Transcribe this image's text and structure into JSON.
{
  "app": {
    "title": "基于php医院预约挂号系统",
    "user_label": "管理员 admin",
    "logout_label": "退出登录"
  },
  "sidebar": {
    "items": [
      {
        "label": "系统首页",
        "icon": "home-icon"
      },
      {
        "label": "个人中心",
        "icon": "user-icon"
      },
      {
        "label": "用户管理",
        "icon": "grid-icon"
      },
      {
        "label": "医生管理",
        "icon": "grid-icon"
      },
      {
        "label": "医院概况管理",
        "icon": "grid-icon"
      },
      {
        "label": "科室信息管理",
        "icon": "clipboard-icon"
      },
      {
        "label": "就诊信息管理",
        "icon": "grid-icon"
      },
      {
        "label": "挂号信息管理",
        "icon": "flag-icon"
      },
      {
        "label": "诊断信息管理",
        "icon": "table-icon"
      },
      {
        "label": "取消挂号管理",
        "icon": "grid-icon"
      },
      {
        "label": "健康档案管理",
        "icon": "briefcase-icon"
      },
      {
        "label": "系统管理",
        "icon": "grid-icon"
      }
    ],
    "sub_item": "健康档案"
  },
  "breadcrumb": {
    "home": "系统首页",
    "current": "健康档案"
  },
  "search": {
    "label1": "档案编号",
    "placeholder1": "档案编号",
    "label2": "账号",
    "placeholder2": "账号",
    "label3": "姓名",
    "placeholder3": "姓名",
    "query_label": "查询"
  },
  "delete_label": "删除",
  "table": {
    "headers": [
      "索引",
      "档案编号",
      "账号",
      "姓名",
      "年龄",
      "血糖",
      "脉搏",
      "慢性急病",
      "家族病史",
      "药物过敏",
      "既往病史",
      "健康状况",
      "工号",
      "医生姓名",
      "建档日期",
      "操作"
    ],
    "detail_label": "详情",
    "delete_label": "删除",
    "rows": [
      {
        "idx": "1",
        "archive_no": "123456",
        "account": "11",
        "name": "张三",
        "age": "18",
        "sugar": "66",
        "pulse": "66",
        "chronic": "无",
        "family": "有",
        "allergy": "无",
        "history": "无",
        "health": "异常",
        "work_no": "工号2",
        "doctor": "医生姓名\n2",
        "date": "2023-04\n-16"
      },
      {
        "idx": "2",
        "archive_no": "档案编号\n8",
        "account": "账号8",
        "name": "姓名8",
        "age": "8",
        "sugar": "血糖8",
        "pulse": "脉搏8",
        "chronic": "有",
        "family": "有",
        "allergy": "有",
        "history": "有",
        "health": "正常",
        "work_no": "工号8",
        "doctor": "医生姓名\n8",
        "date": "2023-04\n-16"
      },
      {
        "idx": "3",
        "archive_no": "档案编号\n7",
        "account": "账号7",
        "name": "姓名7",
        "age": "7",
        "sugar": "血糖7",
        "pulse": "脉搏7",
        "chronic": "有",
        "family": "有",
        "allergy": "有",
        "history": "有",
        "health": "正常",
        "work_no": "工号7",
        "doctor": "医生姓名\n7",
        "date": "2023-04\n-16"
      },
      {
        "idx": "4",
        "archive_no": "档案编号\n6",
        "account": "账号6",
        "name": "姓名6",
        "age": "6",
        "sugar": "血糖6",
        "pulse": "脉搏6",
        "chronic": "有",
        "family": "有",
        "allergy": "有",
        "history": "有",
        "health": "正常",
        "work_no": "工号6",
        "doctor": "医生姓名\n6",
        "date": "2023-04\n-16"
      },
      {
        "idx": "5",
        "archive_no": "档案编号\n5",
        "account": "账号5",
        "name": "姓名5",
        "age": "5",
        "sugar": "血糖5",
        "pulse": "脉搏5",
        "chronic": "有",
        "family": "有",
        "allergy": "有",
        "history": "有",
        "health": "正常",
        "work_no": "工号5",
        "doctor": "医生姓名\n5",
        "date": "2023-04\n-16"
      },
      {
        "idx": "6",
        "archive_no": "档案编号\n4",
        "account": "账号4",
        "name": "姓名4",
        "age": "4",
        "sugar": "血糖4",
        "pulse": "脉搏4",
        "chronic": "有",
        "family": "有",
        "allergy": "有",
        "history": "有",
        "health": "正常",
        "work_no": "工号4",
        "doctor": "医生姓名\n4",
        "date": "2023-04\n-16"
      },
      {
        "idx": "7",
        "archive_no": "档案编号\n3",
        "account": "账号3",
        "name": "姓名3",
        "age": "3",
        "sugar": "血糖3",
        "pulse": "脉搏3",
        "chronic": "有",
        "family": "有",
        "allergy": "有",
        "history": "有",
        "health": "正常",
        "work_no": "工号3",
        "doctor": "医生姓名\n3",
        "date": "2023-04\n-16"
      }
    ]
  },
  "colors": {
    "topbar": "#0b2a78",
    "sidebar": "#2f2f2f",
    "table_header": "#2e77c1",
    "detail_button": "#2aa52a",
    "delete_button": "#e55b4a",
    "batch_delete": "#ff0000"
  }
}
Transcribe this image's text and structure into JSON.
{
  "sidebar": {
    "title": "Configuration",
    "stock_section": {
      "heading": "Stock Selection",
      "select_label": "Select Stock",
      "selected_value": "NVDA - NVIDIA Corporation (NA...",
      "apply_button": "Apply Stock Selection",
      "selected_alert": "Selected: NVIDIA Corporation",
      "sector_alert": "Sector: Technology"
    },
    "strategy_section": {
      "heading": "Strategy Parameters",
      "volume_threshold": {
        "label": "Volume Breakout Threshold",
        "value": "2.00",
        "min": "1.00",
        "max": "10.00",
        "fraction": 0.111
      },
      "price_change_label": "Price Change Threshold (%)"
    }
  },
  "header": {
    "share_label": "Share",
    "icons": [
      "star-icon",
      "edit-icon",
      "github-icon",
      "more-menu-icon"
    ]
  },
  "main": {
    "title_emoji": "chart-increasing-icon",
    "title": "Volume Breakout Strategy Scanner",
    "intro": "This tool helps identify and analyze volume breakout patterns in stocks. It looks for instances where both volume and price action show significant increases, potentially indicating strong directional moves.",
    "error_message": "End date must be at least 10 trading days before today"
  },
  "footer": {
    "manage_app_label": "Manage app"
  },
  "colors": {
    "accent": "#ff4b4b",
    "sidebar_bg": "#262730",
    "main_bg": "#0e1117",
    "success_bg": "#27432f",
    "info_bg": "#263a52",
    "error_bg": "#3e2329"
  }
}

----------------------------------------

Pull out each record as written and restate it exactly.

◆ **Finished answer**
Transcribe this image's text and structure into JSON.
{
  "app": {
    "title": "基于php医院预约挂号系统",
    "user_label": "管理员 admin",
    "logout_label": "退出登录"
  },
  "sidebar": {
    "items": [
      {
        "label": "系统首页",
        "icon": "home-icon"
      },
      {
        "label": "个人中心",
        "icon": "user-icon"
      },
      {
        "label": "用户管理",
        "icon": "grid-icon"
      },
      {
        "label": "医生管理",
        "icon": "grid-icon"
      },
      {
        "label": "医院概况管理",
        "icon": "grid-icon"
      },
      {
        "label": "科室信息管理",
        "icon": "clipboard-icon"
      },
      {
        "label": "就诊信息管理",
        "icon": "grid-icon"
      },
      {
        "label": "挂号信息管理",
        "icon": "flag-icon"
      },
      {
        "label": "诊断信息管理",
        "icon": "table-icon"
      },
      {
        "label": "取消挂号管理",
        "icon": "grid-icon"
      },
      {
        "label": "健康档案管理",
        "icon": "briefcase-icon"
      },
      {
        "label": "系统管理",
        "icon": "grid-icon"
      }
    ],
    "sub_item": "健康档案"
  },
  "breadcrumb": {
    "home": "系统首页",
    "current": "健康档案"
  },
  "search": {
    "label1": "档案编号",
    "placeholder1": "档案编号",
    "label2": "账号",
    "placeholder2": "账号",
    "label3": "姓名",
    "placeholder3": "姓名",
    "query_label": "查询"
  },
  "delete_label": "删除",
  "table": {
    "headers": [
      "索引",
      "档案编号",
      "账号",
      "姓名",
      "年龄",
      "血糖",
      "脉搏",
      "慢性急病",
      "家族病史",
      "药物过敏",
      "既往病史",
      "健康状况",
      "工号",
      "医生姓名",
      "建档日期",
      "操作"
    ],
    "detail_label": "详情",
    "delete_label": "删除",
    "rows": [
      {
        "idx": "1",
        "archive_no": "123456",
        "account": "11",
        "name": "张三",
        "age": "18",
        "sugar": "66",
        "pulse": "66",
        "chronic": "无",
        "family": "有",
        "allergy": "无",
        "history": "无",
        "health": "异常",
        "work_no": "工号2",
        "doctor": "医生姓名\n2",
        "date": "2023-04\n-16"
      },
      {
        "idx": "2",
        "archive_no": "档案编号\n8",
        "account": "账号8",
        "name": "姓名8",
        "age": "8",
        "sugar": "血糖8",
        "pulse": "脉搏8",
        "chronic": "有",
        "family": "有",
        "allergy": "有",
        "history": "有",
        "health": "正常",
        "work_no": "工号8",
        "doctor": "医生姓名\n8",
        "date": "2023-04\n-16"
      },
      {
        "idx": "3",
        "archive_no": "档案编号\n7",
        "account": "账号7",
        "name": "姓名7",
        "age": "7",
        "sugar": "血糖7",
        "pulse": "脉搏7",
        "chronic": "有",
        "family": "有",
        "allergy": "有",
        "history": "有",
        "health": "正常",
        "work_no": "工号7",
        "doctor": "医生姓名\n7",
        "date": "2023-04\n-16"
      },
      {
        "idx": "4",
        "archive_no": "档案编号\n6",
        "account": "账号6",
        "name": "姓名6",
        "age": "6",
        "sugar": "血糖6",
        "pulse": "脉搏6",
        "chronic": "有",
        "family": "有",
        "allergy": "有",
        "history": "有",
        "health": "正常",
        "work_no": "工号6",
        "doctor": "医生姓名\n6",
        "date": "2023-04\n-16"
      },
      {
        "idx": "5",
        "archive_no": "档案编号\n5",
        "account": "账号5",
        "name": "姓名5",
        "age": "5",
        "sugar": "血糖5",
        "pulse": "脉搏5",
        "chronic": "有",
        "family": "有",
        "allergy": "有",
        "history": "有",
        "health": "正常",
        "work_no": "工号5",
        "doctor": "医生姓名\n5",
        "date": "2023-04\n-16"
      },
      {
        "idx": "6",
        "archive_no": "档案编号\n4",
        "account": "账号4",
        "name": "姓名4",
        "age": "4",
        "sugar": "血糖4",
        "pulse": "脉搏4",
        "chronic": "有",
        "family": "有",
        "allergy": "有",
        "history": "有",
        "health": "正常",
        "work_no": "工号4",
        "doctor": "医生姓名\n4",
        "date": "2023-04\n-16"
      },
      {
        "idx": "7",
        "archive_no": "档案编号\n3",
        "account": "账号3",
        "name": "姓名3",
        "age": "3",
        "sugar": "血糖3",
        "pulse": "脉搏3",
        "chronic": "有",
        "family": "有",
        "allergy": "有",
        "history": "有",
        "health": "正常",
        "work_no": "工号3",
        "doctor": "医生姓名\n3",
        "date": "2023-04\n-16"
      }
    ]
  },
  "colors": {
    "topbar": "#0b2a78",
    "sidebar": "#2f2f2f",
    "table_header": "#2e77c1",
    "detail_button": "#2aa52a",
    "delete_button": "#e55b4a",
    "batch_delete": "#ff0000"
  }
}
Transcribe this image's text and structure into JSON.
{
  "sidebar": {
    "title": "Configuration",
    "stock_section": {
      "heading": "Stock Selection",
      "select_label": "Select Stock",
      "selected_value": "NVDA - NVIDIA Corporation (NA...",
      "apply_button": "Apply Stock Selection",
      "selected_alert": "Selected: NVIDIA Corporation",
      "sector_alert": "Sector: Technology"
    },
    "strategy_section": {
      "heading": "Strategy Parameters",
      "volume_threshold": {
        "label": "Volume Breakout Threshold",
        "value": "2.00",
        "min": "1.00",
        "max": "10.00",
        "fraction": 0.111
      },
      "price_change_label": "Price Change Threshold (%)"
    }
  },
  "header": {
    "share_label": "Share",
    "icons": [
      "star-icon",
      "edit-icon",
      "github-icon",
      "more-menu-icon"
    ]
  },
  "main": {
    "title_emoji": "chart-increasing-icon",
    "title": "Volume Breakout Strategy Scanner",
    "intro": "This tool helps identify and analyze volume breakout patterns in stocks. It looks for instances where both volume and price action show significant increases, potentially indicating strong directional moves.",
    "error_message": "End date must be at least 10 trading days before today"
  },
  "footer": {
    "manage_app_label": "Manage app"
  },
  "colors": {
    "accent": "#ff4b4b",
    "sidebar_bg": "#262730",
    "main_bg": "#0e1117",
    "success_bg": "#27432f",
    "info_bg": "#263a52",
    "error_bg": "#3e2329"
  }
}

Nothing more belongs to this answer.